WHAT YOU HAVE TO DO | Of the lines listed below, how many contain the string "graph"? Answer with the number alone.

— START RECORDS TO USE —

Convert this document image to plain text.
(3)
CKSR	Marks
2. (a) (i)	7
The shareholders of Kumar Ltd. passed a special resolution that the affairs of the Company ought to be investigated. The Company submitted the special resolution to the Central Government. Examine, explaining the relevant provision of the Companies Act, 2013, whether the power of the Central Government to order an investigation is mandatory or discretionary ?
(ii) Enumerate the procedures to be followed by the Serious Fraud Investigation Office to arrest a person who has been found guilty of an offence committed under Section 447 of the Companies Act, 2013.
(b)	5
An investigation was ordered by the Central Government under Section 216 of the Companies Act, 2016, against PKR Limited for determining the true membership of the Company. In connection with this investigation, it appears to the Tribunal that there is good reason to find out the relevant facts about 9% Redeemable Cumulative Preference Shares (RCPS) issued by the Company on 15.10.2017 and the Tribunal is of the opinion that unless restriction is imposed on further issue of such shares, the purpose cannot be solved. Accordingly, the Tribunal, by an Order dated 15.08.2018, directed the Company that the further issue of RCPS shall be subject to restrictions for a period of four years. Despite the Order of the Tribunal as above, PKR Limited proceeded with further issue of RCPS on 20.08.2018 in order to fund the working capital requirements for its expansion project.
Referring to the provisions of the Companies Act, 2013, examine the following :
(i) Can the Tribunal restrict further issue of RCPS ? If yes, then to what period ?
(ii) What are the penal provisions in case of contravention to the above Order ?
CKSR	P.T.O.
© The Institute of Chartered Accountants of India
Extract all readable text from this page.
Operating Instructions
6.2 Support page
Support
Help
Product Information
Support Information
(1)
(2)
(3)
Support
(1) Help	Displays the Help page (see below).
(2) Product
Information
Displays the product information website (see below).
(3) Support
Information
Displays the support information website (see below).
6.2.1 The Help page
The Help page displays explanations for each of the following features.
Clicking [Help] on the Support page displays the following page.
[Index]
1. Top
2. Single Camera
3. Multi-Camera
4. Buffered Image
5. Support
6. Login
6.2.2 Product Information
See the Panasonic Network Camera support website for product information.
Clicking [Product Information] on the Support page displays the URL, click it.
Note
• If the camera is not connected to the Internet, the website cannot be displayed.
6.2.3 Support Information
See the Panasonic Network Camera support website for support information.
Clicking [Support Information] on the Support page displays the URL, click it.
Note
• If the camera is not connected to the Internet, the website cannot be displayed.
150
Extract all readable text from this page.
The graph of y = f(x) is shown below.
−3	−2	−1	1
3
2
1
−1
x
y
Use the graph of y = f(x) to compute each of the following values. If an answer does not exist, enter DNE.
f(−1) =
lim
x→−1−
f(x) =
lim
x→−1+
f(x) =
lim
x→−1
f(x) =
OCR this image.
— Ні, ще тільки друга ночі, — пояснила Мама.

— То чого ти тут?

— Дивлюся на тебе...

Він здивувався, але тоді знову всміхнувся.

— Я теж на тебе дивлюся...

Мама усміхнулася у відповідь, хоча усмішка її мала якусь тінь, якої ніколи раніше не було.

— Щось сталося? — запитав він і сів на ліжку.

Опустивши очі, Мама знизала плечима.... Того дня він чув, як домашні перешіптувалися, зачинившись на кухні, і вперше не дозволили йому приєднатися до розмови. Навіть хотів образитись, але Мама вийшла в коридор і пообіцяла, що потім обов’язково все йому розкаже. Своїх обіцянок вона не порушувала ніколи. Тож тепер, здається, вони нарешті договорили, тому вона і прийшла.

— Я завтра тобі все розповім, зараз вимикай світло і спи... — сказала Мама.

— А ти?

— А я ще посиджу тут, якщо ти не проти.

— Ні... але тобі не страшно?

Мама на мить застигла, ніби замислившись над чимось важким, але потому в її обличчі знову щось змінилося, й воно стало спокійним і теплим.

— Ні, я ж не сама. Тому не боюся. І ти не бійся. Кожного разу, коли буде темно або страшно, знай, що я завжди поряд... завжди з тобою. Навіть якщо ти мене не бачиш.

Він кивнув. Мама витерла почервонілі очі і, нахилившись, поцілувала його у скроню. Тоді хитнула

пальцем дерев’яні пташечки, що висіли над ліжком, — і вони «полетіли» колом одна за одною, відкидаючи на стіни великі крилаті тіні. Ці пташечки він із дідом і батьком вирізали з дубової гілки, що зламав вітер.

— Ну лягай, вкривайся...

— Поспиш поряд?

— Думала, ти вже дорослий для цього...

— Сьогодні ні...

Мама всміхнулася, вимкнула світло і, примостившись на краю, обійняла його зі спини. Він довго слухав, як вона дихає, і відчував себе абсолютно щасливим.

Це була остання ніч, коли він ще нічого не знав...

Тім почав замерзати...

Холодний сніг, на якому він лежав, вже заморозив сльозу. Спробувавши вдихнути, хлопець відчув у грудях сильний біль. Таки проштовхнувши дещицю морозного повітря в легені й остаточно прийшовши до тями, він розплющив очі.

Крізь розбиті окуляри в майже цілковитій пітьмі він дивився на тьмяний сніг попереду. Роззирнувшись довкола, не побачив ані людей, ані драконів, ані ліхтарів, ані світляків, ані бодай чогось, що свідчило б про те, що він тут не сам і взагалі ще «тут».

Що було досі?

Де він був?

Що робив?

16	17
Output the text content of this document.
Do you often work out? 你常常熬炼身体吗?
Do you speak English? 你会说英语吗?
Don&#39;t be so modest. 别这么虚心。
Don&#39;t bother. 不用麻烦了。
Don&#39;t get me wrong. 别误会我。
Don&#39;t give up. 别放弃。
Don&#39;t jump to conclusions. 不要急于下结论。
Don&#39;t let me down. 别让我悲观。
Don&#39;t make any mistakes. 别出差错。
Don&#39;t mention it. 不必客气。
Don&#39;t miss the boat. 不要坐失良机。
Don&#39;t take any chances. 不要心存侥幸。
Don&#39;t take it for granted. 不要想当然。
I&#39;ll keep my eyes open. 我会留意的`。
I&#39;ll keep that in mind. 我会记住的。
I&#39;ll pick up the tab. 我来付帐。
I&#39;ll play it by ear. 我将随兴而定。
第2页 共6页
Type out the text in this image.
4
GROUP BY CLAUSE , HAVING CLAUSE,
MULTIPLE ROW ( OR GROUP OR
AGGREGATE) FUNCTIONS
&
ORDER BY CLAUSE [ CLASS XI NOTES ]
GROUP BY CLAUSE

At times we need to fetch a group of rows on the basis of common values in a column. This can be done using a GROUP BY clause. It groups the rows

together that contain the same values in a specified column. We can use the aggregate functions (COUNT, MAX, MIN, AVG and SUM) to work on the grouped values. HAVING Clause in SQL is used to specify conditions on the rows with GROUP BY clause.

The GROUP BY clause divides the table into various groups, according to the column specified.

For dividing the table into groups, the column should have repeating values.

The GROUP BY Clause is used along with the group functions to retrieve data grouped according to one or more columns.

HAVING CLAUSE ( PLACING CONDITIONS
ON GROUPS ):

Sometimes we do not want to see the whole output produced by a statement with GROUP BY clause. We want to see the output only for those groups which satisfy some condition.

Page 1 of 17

— END RECORDS TO USE —

ANSWER TO THIS TASK | 2